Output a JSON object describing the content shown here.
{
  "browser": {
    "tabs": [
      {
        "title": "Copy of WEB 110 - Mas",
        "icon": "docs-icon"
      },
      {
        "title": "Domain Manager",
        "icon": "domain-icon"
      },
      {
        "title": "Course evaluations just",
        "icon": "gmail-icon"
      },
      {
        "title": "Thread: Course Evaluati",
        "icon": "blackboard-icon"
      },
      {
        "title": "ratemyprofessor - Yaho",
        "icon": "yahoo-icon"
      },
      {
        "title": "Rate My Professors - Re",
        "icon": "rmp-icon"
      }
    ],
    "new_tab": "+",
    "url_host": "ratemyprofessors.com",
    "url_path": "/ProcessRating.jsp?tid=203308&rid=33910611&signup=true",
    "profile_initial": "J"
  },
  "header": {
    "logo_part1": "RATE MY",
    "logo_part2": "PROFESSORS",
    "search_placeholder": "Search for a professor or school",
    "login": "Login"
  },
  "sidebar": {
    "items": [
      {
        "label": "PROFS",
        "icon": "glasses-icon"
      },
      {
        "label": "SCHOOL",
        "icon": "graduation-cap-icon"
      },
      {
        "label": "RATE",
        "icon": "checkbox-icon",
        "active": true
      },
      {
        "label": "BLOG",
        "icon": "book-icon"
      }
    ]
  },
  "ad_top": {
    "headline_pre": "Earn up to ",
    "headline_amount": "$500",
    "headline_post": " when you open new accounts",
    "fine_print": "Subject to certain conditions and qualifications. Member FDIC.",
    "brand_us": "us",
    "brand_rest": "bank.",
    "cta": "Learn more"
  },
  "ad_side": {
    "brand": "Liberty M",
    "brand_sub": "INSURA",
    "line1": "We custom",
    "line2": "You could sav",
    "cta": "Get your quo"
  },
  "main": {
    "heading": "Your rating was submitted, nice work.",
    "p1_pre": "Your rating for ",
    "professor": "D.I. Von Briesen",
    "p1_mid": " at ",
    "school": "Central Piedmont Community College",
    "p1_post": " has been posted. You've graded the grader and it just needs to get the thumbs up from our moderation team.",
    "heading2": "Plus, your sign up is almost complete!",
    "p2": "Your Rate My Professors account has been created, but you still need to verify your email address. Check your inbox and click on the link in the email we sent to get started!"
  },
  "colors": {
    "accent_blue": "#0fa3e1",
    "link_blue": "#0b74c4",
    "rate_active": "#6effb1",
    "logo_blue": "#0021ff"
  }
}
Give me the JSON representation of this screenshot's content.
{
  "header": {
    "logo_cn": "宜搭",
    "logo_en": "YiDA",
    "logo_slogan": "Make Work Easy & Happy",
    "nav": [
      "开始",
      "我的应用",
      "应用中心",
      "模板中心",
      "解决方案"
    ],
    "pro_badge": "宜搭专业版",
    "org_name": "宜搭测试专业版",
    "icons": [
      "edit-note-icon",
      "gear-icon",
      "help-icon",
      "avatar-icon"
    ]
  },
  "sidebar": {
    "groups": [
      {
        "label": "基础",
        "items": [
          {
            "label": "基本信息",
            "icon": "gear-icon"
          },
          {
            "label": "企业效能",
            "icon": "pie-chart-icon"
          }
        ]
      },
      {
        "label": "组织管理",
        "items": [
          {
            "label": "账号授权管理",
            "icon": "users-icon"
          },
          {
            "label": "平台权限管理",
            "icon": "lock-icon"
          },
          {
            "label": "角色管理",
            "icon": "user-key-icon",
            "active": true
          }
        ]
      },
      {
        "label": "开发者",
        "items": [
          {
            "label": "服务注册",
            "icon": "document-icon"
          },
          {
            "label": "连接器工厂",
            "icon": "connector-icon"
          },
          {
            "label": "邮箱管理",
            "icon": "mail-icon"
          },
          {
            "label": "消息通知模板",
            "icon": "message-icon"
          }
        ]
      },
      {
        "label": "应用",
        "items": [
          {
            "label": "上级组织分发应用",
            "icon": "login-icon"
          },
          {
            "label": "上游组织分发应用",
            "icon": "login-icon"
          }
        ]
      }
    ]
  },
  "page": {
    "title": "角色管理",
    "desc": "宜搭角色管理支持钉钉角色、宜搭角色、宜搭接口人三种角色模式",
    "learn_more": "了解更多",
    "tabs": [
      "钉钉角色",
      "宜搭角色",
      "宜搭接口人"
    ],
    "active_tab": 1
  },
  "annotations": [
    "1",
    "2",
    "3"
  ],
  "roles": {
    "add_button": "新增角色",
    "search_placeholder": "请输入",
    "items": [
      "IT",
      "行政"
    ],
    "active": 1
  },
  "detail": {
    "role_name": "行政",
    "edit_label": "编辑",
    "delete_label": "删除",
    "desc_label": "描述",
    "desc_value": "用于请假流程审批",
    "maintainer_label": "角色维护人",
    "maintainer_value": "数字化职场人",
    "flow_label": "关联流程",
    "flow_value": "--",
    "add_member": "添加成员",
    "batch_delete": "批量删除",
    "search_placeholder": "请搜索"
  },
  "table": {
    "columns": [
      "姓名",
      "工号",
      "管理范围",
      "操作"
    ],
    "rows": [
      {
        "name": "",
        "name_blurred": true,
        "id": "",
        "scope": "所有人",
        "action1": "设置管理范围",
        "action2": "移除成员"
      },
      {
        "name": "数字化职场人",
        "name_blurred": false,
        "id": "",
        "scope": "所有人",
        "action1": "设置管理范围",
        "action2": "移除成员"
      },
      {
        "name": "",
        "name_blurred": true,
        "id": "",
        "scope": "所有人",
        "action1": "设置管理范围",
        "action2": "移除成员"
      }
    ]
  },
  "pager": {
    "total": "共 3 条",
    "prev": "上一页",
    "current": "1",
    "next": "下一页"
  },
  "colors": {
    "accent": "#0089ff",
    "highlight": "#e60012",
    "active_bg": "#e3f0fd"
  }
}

-.-.-

§ EXERCISE BRIEF: Write the entries again, exactly as they stand.

§ SOLUTION FOR THIS EXERCISE:
Output a JSON object describing the content shown here.
{
  "browser": {
    "tabs": [
      {
        "title": "Copy of WEB 110 - Mas",
        "icon": "docs-icon"
      },
      {
        "title": "Domain Manager",
        "icon": "domain-icon"
      },
      {
        "title": "Course evaluations just",
        "icon": "gmail-icon"
      },
      {
        "title": "Thread: Course Evaluati",
        "icon": "blackboard-icon"
      },
      {
        "title": "ratemyprofessor - Yaho",
        "icon": "yahoo-icon"
      },
      {
        "title": "Rate My Professors - Re",
        "icon": "rmp-icon"
      }
    ],
    "new_tab": "+",
    "url_host": "ratemyprofessors.com",
    "url_path": "/ProcessRating.jsp?tid=203308&rid=33910611&signup=true",
    "profile_initial": "J"
  },
  "header": {
    "logo_part1": "RATE MY",
    "logo_part2": "PROFESSORS",
    "search_placeholder": "Search for a professor or school",
    "login": "Login"
  },
  "sidebar": {
    "items": [
      {
        "label": "PROFS",
        "icon": "glasses-icon"
      },
      {
        "label": "SCHOOL",
        "icon": "graduation-cap-icon"
      },
      {
        "label": "RATE",
        "icon": "checkbox-icon",
        "active": true
      },
      {
        "label": "BLOG",
        "icon": "book-icon"
      }
    ]
  },
  "ad_top": {
    "headline_pre": "Earn up to ",
    "headline_amount": "$500",
    "headline_post": " when you open new accounts",
    "fine_print": "Subject to certain conditions and qualifications. Member FDIC.",
    "brand_us": "us",
    "brand_rest": "bank.",
    "cta": "Learn more"
  },
  "ad_side": {
    "brand": "Liberty M",
    "brand_sub": "INSURA",
    "line1": "We custom",
    "line2": "You could sav",
    "cta": "Get your quo"
  },
  "main": {
    "heading": "Your rating was submitted, nice work.",
    "p1_pre": "Your rating for ",
    "professor": "D.I. Von Briesen",
    "p1_mid": " at ",
    "school": "Central Piedmont Community College",
    "p1_post": " has been posted. You've graded the grader and it just needs to get the thumbs up from our moderation team.",
    "heading2": "Plus, your sign up is almost complete!",
    "p2": "Your Rate My Professors account has been created, but you still need to verify your email address. Check your inbox and click on the link in the email we sent to get started!"
  },
  "colors": {
    "accent_blue": "#0fa3e1",
    "link_blue": "#0b74c4",
    "rate_active": "#6effb1",
    "logo_blue": "#0021ff"
  }
}
Give me the JSON representation of this screenshot's content.
{
  "header": {
    "logo_cn": "宜搭",
    "logo_en": "YiDA",
    "logo_slogan": "Make Work Easy & Happy",
    "nav": [
      "开始",
      "我的应用",
      "应用中心",
      "模板中心",
      "解决方案"
    ],
    "pro_badge": "宜搭专业版",
    "org_name": "宜搭测试专业版",
    "icons": [
      "edit-note-icon",
      "gear-icon",
      "help-icon",
      "avatar-icon"
    ]
  },
  "sidebar": {
    "groups": [
      {
        "label": "基础",
        "items": [
          {
            "label": "基本信息",
            "icon": "gear-icon"
          },
          {
            "label": "企业效能",
            "icon": "pie-chart-icon"
          }
        ]
      },
      {
        "label": "组织管理",
        "items": [
          {
            "label": "账号授权管理",
            "icon": "users-icon"
          },
          {
            "label": "平台权限管理",
            "icon": "lock-icon"
          },
          {
            "label": "角色管理",
            "icon": "user-key-icon",
            "active": true
          }
        ]
      },
      {
        "label": "开发者",
        "items": [
          {
            "label": "服务注册",
            "icon": "document-icon"
          },
          {
            "label": "连接器工厂",
            "icon": "connector-icon"
          },
          {
            "label": "邮箱管理",
            "icon": "mail-icon"
          },
          {
            "label": "消息通知模板",
            "icon": "message-icon"
          }
        ]
      },
      {
        "label": "应用",
        "items": [
          {
            "label": "上级组织分发应用",
            "icon": "login-icon"
          },
          {
            "label": "上游组织分发应用",
            "icon": "login-icon"
          }
        ]
      }
    ]
  },
  "page": {
    "title": "角色管理",
    "desc": "宜搭角色管理支持钉钉角色、宜搭角色、宜搭接口人三种角色模式",
    "learn_more": "了解更多",
    "tabs": [
      "钉钉角色",
      "宜搭角色",
      "宜搭接口人"
    ],
    "active_tab": 1
  },
  "annotations": [
    "1",
    "2",
    "3"
  ],
  "roles": {
    "add_button": "新增角色",
    "search_placeholder": "请输入",
    "items": [
      "IT",
      "行政"
    ],
    "active": 1
  },
  "detail": {
    "role_name": "行政",
    "edit_label": "编辑",
    "delete_label": "删除",
    "desc_label": "描述",
    "desc_value": "用于请假流程审批",
    "maintainer_label": "角色维护人",
    "maintainer_value": "数字化职场人",
    "flow_label": "关联流程",
    "flow_value": "--",
    "add_member": "添加成员",
    "batch_delete": "批量删除",
    "search_placeholder": "请搜索"
  },
  "table": {
    "columns": [
      "姓名",
      "工号",
      "管理范围",
      "操作"
    ],
    "rows": [
      {
        "name": "",
        "name_blurred": true,
        "id": "",
        "scope": "所有人",
        "action1": "设置管理范围",
        "action2": "移除成员"
      },
      {
        "name": "数字化职场人",
        "name_blurred": false,
        "id": "",
        "scope": "所有人",
        "action1": "设置管理范围",
        "action2": "移除成员"
      },
      {
        "name": "",
        "name_blurred": true,
        "id": "",
        "scope": "所有人",
        "action1": "设置管理范围",
        "action2": "移除成员"
      }
    ]
  },
  "pager": {
    "total": "共 3 条",
    "prev": "上一页",
    "current": "1",
    "next": "下一页"
  },
  "colors": {
    "accent": "#0089ff",
    "highlight": "#e60012",
    "active_bg": "#e3f0fd"
  }
}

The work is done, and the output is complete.